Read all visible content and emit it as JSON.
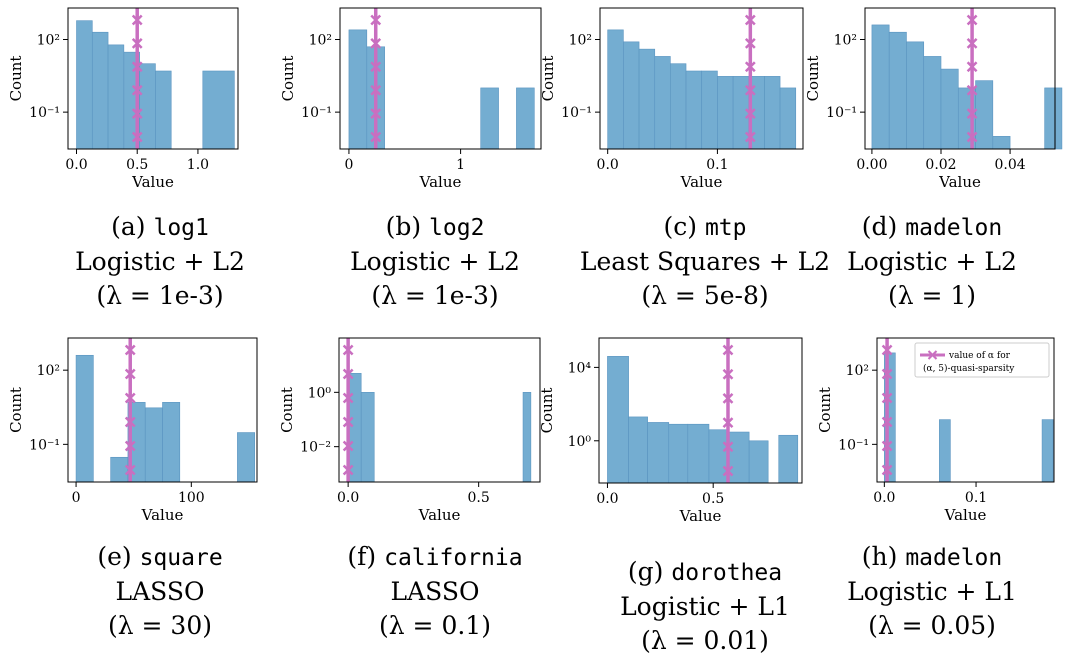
{
  "colors": {
    "bar": "#74add1",
    "bar_edge": "#5a94c0",
    "marker": "#c96fc0",
    "axis": "#000000"
  },
  "legend": {
    "line1": "value of α for",
    "line2": "(α, 5)-quasi-sparsity"
  },
  "chart_data": [
    {
      "type": "bar",
      "xlabel": "Value",
      "ylabel": "Count",
      "yscale": "log",
      "xlim": [
        -0.07,
        1.33
      ],
      "ylim": [
        0.003,
        2000
      ],
      "xticks": [
        0.0,
        0.5,
        1.0
      ],
      "xtick_labels": [
        "0.0",
        "0.5",
        "1.0"
      ],
      "yticks": [
        100,
        0.1
      ],
      "ytick_labels": [
        "10²",
        "10⁻¹"
      ],
      "bins": [
        [
          0.0,
          0.13,
          600
        ],
        [
          0.13,
          0.26,
          200
        ],
        [
          0.26,
          0.39,
          60
        ],
        [
          0.39,
          0.52,
          30
        ],
        [
          0.52,
          0.65,
          10
        ],
        [
          0.65,
          0.78,
          5
        ],
        [
          1.04,
          1.3,
          5
        ]
      ],
      "marker_x": 0.5,
      "caption": {
        "tag": "(a)",
        "name": "log1",
        "model": "Logistic + L2",
        "reg": "(λ = 1e-3)"
      }
    },
    {
      "type": "bar",
      "xlabel": "Value",
      "ylabel": "Count",
      "yscale": "log",
      "xlim": [
        -0.08,
        1.72
      ],
      "ylim": [
        0.003,
        2000
      ],
      "xticks": [
        0,
        1
      ],
      "xtick_labels": [
        "0",
        "1"
      ],
      "yticks": [
        100,
        0.1
      ],
      "ytick_labels": [
        "10²",
        "10⁻¹"
      ],
      "bins": [
        [
          0.0,
          0.16,
          250
        ],
        [
          0.16,
          0.32,
          50
        ],
        [
          1.18,
          1.34,
          1
        ],
        [
          1.5,
          1.66,
          1
        ]
      ],
      "marker_x": 0.24,
      "caption": {
        "tag": "(b)",
        "name": "log2",
        "model": "Logistic + L2",
        "reg": "(λ = 1e-3)"
      }
    },
    {
      "type": "bar",
      "xlabel": "Value",
      "ylabel": "Count",
      "yscale": "log",
      "xlim": [
        -0.007,
        0.178
      ],
      "ylim": [
        0.003,
        2000
      ],
      "xticks": [
        0.0,
        0.1
      ],
      "xtick_labels": [
        "0.0",
        "0.1"
      ],
      "yticks": [
        100,
        0.1
      ],
      "ytick_labels": [
        "10²",
        "10⁻¹"
      ],
      "bins": [
        [
          0.0,
          0.0143,
          250
        ],
        [
          0.0143,
          0.0286,
          80
        ],
        [
          0.0286,
          0.0429,
          40
        ],
        [
          0.0429,
          0.0571,
          20
        ],
        [
          0.0571,
          0.0714,
          10
        ],
        [
          0.0714,
          0.0857,
          5
        ],
        [
          0.0857,
          0.1,
          5
        ],
        [
          0.1,
          0.1143,
          3
        ],
        [
          0.1143,
          0.1286,
          3
        ],
        [
          0.1286,
          0.1429,
          3
        ],
        [
          0.1429,
          0.1571,
          3
        ],
        [
          0.1571,
          0.1714,
          1
        ]
      ],
      "marker_x": 0.13,
      "caption": {
        "tag": "(c)",
        "name": "mtp",
        "model": "Least Squares + L2",
        "reg": "(λ = 5e-8)"
      }
    },
    {
      "type": "bar",
      "xlabel": "Value",
      "ylabel": "Count",
      "yscale": "log",
      "xlim": [
        -0.002,
        0.053
      ],
      "ylim": [
        0.003,
        2000
      ],
      "xticks": [
        0.0,
        0.02,
        0.04
      ],
      "xtick_labels": [
        "0.00",
        "0.02",
        "0.04"
      ],
      "yticks": [
        100,
        0.1
      ],
      "ytick_labels": [
        "10²",
        "10⁻¹"
      ],
      "bins": [
        [
          0.0,
          0.005,
          400
        ],
        [
          0.005,
          0.01,
          200
        ],
        [
          0.01,
          0.015,
          80
        ],
        [
          0.015,
          0.02,
          20
        ],
        [
          0.02,
          0.025,
          6
        ],
        [
          0.025,
          0.03,
          1
        ],
        [
          0.03,
          0.035,
          2
        ],
        [
          0.035,
          0.04,
          0.01
        ],
        [
          0.05,
          0.055,
          1
        ]
      ],
      "marker_x": 0.029,
      "caption": {
        "tag": "(d)",
        "name": "madelon",
        "model": "Logistic + L2",
        "reg": "(λ = 1)"
      }
    },
    {
      "type": "bar",
      "xlabel": "Value",
      "ylabel": "Count",
      "yscale": "log",
      "xlim": [
        -7,
        157
      ],
      "ylim": [
        0.003,
        2000
      ],
      "xticks": [
        0,
        100
      ],
      "xtick_labels": [
        "0",
        "100"
      ],
      "yticks": [
        100,
        0.1
      ],
      "ytick_labels": [
        "10²",
        "10⁻¹"
      ],
      "bins": [
        [
          0,
          15,
          400
        ],
        [
          30,
          45,
          0.03
        ],
        [
          45,
          60,
          5
        ],
        [
          60,
          75,
          3
        ],
        [
          75,
          90,
          5
        ],
        [
          140,
          155,
          0.3
        ]
      ],
      "marker_x": 47,
      "caption": {
        "tag": "(e)",
        "name": "square",
        "model": "LASSO",
        "reg": "(λ = 30)"
      }
    },
    {
      "type": "bar",
      "xlabel": "Value",
      "ylabel": "Count",
      "yscale": "log",
      "xlim": [
        -0.035,
        0.735
      ],
      "ylim": [
        0.0005,
        100
      ],
      "xticks": [
        0.0,
        0.5
      ],
      "xtick_labels": [
        "0.0",
        "0.5"
      ],
      "yticks": [
        1,
        0.01
      ],
      "ytick_labels": [
        "10⁰",
        "10⁻²"
      ],
      "bins": [
        [
          0.0,
          0.05,
          5
        ],
        [
          0.05,
          0.1,
          1
        ],
        [
          0.67,
          0.7,
          1
        ]
      ],
      "marker_x": 0.0,
      "caption": {
        "tag": "(f)",
        "name": "california",
        "model": "LASSO",
        "reg": "(λ = 0.1)"
      }
    },
    {
      "type": "bar",
      "xlabel": "Value",
      "ylabel": "Count",
      "yscale": "log",
      "xlim": [
        -0.04,
        0.92
      ],
      "ylim": [
        0.005,
        400000
      ],
      "xticks": [
        0.0,
        0.5
      ],
      "xtick_labels": [
        "0.0",
        "0.5"
      ],
      "yticks": [
        10000,
        1
      ],
      "ytick_labels": [
        "10⁴",
        "10⁰"
      ],
      "bins": [
        [
          0.0,
          0.1,
          40000
        ],
        [
          0.1,
          0.19,
          20
        ],
        [
          0.19,
          0.29,
          10
        ],
        [
          0.29,
          0.38,
          8
        ],
        [
          0.38,
          0.48,
          8
        ],
        [
          0.48,
          0.57,
          4
        ],
        [
          0.57,
          0.67,
          3
        ],
        [
          0.67,
          0.76,
          1
        ],
        [
          0.81,
          0.9,
          2
        ]
      ],
      "marker_x": 0.57,
      "caption": {
        "tag": "(g)",
        "name": "dorothea",
        "model": "Logistic + L1",
        "reg": "(λ = 0.01)"
      }
    },
    {
      "type": "bar",
      "xlabel": "Value",
      "ylabel": "Count",
      "yscale": "log",
      "xlim": [
        -0.008,
        0.185
      ],
      "ylim": [
        0.003,
        2000
      ],
      "xticks": [
        0.0,
        0.1
      ],
      "xtick_labels": [
        "0.0",
        "0.1"
      ],
      "yticks": [
        100,
        0.1
      ],
      "ytick_labels": [
        "10²",
        "10⁻¹"
      ],
      "bins": [
        [
          0.0,
          0.012,
          500
        ],
        [
          0.06,
          0.072,
          1
        ],
        [
          0.172,
          0.184,
          1
        ]
      ],
      "marker_x": 0.003,
      "legend": true,
      "caption": {
        "tag": "(h)",
        "name": "madelon",
        "model": "Logistic + L1",
        "reg": "(λ = 0.05)"
      }
    }
  ]
}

■ WRITTEN EXERCISE ■
Show, from the material above, each line that includes the string "name".

■ REPLY ■
        "name": "log1",
        "name": "log2",
        "name": "mtp",
        "name": "madelon",
        "name": "square",
        "name": "california",
        "name": "dorothea",
        "name": "madelon",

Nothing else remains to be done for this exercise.